(Recorded data)

#####

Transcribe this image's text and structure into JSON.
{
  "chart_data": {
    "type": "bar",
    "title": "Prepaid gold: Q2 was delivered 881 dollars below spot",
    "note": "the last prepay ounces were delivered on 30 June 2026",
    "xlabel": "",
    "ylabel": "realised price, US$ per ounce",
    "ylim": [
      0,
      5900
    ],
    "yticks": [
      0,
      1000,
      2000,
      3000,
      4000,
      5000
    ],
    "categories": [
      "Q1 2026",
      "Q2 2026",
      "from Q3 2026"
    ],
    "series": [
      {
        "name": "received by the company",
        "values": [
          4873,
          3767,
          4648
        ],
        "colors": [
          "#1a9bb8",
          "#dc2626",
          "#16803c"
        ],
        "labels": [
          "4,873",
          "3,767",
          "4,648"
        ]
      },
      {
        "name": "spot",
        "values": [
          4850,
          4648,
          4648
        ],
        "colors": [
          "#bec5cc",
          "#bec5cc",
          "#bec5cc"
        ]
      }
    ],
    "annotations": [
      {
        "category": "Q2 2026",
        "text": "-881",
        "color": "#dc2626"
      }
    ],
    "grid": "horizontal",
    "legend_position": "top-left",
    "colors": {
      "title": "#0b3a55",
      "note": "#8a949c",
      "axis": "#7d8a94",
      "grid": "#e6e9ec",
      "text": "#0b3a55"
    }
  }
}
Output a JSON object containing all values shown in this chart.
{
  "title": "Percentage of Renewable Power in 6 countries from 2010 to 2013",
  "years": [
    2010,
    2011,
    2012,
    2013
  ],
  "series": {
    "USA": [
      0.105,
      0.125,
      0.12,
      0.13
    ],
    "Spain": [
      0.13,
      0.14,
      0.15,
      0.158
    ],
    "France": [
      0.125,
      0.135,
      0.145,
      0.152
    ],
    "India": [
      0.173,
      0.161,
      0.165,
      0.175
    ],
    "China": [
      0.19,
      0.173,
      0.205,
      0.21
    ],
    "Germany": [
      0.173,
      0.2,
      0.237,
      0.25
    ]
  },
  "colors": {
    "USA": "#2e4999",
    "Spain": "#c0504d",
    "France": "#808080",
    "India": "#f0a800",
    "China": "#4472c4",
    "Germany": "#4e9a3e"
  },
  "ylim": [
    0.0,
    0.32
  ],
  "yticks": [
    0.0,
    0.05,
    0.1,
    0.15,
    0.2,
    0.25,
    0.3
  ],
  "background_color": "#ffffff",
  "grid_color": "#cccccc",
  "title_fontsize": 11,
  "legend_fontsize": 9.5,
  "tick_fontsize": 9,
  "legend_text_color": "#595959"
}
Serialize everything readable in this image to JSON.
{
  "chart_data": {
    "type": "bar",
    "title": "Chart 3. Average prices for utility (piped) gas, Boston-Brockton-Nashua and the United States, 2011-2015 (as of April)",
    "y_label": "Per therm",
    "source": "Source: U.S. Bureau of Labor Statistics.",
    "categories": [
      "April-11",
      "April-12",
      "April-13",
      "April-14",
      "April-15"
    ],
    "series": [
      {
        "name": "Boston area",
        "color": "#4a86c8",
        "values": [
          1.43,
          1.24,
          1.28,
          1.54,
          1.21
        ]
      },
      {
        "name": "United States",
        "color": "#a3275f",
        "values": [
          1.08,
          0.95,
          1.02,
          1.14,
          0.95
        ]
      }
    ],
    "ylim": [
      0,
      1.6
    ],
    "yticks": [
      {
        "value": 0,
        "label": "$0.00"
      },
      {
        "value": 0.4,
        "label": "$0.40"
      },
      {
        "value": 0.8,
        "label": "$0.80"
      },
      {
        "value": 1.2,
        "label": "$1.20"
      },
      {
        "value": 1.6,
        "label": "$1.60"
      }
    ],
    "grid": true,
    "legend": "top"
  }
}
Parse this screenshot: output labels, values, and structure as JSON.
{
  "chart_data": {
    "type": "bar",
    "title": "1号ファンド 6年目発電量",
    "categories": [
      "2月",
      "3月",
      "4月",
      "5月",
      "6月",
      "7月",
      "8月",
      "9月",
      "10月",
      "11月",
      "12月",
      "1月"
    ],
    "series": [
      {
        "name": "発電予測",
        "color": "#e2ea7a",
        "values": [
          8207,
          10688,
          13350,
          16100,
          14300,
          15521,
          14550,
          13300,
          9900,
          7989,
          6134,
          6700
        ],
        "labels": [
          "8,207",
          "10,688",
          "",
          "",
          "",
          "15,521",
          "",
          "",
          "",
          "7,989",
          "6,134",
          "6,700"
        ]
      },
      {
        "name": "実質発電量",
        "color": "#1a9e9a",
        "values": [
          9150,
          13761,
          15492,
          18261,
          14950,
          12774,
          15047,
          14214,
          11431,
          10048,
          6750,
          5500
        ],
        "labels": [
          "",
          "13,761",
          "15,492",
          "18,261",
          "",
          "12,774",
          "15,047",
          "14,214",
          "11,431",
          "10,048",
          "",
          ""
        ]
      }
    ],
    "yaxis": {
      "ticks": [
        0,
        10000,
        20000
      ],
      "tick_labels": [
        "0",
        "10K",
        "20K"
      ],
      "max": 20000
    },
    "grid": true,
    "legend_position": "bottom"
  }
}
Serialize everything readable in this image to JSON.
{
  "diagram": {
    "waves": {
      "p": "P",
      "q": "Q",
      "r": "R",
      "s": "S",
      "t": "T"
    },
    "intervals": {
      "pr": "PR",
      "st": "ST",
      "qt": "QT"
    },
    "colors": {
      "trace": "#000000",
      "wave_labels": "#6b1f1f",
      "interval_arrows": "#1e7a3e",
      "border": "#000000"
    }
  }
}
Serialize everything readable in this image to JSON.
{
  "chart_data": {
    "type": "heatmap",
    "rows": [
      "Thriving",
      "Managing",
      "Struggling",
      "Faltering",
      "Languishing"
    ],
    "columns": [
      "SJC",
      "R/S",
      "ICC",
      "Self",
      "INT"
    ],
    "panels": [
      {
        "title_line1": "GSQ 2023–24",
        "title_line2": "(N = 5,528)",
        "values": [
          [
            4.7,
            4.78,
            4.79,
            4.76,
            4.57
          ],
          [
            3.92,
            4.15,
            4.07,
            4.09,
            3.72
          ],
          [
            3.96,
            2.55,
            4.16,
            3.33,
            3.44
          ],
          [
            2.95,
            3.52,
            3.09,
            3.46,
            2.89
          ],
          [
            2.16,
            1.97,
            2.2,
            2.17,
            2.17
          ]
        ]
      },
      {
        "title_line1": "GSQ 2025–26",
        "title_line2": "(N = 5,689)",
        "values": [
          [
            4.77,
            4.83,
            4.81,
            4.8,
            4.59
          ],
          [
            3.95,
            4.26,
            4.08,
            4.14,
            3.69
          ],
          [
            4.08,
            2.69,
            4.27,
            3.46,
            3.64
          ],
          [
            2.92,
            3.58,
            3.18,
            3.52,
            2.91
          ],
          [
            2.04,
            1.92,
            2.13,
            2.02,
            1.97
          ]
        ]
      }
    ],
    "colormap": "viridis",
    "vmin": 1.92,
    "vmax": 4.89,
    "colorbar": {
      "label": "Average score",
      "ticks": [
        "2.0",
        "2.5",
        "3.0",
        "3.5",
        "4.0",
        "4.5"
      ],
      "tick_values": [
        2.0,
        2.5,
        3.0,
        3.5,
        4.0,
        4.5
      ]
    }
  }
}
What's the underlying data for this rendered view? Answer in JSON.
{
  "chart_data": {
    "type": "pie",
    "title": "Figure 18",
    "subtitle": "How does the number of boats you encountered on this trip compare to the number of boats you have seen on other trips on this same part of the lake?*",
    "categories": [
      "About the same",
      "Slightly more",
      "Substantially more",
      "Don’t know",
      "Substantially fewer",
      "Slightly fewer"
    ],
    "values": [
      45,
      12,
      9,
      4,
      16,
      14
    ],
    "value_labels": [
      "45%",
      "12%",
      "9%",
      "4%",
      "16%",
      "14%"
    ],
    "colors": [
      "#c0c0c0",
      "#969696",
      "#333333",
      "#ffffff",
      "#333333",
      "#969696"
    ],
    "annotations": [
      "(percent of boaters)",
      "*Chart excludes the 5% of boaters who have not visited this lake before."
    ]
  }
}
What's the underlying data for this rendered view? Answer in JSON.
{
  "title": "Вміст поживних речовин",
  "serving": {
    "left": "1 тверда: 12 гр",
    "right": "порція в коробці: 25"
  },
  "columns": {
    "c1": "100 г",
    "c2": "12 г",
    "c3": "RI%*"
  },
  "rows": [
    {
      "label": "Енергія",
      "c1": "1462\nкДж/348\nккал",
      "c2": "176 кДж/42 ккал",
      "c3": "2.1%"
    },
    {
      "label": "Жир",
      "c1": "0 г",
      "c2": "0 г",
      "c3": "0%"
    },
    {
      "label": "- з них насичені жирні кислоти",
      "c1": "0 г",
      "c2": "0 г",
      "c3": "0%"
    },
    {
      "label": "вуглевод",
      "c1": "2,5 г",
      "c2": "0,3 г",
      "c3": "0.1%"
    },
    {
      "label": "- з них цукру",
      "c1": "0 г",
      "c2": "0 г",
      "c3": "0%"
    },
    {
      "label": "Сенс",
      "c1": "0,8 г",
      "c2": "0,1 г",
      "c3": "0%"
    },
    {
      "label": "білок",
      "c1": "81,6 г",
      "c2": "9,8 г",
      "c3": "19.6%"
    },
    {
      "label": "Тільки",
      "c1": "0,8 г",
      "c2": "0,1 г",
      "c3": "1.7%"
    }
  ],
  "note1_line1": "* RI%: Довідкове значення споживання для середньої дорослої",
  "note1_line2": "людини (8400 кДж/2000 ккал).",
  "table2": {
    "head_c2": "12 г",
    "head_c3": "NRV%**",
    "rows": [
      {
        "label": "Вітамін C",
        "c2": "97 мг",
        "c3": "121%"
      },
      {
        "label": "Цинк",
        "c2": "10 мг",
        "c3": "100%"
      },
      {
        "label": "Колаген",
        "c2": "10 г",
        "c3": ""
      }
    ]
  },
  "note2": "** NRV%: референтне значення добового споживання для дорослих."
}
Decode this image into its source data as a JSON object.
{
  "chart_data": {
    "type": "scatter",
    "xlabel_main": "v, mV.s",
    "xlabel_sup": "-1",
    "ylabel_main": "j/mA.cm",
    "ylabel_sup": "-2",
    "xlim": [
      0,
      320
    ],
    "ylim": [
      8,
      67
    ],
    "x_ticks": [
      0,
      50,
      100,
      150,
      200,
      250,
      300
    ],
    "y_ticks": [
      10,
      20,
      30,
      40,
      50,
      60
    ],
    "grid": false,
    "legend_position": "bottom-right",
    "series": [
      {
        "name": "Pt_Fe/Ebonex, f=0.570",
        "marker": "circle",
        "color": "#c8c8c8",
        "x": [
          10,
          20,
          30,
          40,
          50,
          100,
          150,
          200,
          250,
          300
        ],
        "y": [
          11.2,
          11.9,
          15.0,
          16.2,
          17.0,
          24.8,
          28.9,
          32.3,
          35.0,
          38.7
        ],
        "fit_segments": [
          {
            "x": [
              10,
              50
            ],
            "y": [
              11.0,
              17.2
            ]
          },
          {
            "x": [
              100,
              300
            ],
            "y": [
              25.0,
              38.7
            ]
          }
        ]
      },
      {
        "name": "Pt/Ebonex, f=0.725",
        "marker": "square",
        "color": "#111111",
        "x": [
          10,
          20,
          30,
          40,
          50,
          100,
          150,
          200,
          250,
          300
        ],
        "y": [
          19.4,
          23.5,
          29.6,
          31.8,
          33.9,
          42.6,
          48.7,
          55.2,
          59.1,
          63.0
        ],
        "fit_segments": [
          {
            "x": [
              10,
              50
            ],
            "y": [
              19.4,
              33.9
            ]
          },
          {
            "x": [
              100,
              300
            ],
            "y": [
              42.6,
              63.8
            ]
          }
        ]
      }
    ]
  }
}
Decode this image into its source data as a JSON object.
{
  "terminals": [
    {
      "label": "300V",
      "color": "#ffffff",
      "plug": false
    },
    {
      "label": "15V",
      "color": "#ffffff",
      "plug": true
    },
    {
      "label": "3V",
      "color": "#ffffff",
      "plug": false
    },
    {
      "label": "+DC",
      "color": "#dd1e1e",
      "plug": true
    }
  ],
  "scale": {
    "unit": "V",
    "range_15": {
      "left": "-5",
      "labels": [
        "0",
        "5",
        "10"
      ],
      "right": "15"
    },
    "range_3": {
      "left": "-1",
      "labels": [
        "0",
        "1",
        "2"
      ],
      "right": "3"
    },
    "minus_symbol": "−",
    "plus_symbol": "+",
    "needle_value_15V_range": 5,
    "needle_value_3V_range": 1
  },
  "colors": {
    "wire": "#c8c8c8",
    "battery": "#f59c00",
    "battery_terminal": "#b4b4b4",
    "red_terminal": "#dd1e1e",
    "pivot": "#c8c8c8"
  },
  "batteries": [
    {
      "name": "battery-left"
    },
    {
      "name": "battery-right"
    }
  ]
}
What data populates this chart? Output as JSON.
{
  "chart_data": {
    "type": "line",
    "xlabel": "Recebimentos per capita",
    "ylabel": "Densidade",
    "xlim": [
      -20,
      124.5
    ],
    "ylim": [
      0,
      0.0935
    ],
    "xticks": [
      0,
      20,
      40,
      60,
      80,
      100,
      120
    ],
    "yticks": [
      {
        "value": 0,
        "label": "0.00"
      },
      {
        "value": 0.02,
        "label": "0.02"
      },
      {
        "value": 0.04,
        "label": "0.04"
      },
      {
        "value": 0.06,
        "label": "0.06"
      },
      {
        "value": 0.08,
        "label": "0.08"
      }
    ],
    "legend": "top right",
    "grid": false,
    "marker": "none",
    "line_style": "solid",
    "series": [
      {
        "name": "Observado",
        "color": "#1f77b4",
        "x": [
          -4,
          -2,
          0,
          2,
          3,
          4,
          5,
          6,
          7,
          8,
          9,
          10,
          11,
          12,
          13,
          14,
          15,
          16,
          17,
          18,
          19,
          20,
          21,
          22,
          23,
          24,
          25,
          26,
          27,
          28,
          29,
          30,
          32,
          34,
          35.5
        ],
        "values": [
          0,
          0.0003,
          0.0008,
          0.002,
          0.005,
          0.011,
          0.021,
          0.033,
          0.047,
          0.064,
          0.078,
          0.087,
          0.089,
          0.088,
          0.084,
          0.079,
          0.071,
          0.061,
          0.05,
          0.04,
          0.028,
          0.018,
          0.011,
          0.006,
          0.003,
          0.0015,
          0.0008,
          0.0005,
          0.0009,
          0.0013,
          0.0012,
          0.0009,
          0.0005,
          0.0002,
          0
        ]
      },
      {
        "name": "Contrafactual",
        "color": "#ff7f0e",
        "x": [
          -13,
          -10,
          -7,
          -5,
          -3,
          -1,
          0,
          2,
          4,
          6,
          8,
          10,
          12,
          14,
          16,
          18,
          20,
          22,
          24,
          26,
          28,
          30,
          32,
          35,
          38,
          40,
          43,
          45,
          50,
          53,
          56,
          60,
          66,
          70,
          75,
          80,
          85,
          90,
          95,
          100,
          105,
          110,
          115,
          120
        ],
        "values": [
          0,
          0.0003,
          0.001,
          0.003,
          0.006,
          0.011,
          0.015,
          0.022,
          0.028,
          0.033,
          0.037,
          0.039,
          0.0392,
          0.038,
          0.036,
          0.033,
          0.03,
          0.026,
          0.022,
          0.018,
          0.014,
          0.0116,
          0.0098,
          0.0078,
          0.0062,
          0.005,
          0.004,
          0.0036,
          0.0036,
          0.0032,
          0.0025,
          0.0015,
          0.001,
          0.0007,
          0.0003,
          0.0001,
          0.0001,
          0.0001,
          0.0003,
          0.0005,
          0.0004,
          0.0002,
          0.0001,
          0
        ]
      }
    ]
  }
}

#####

## EXERCISE OBJECTIVE
Look through the entries and find each line that has the string "marker". Copy those lines.

## RIGHT ANSWER
        "marker": "circle",
        "marker": "square",
    "marker": "none",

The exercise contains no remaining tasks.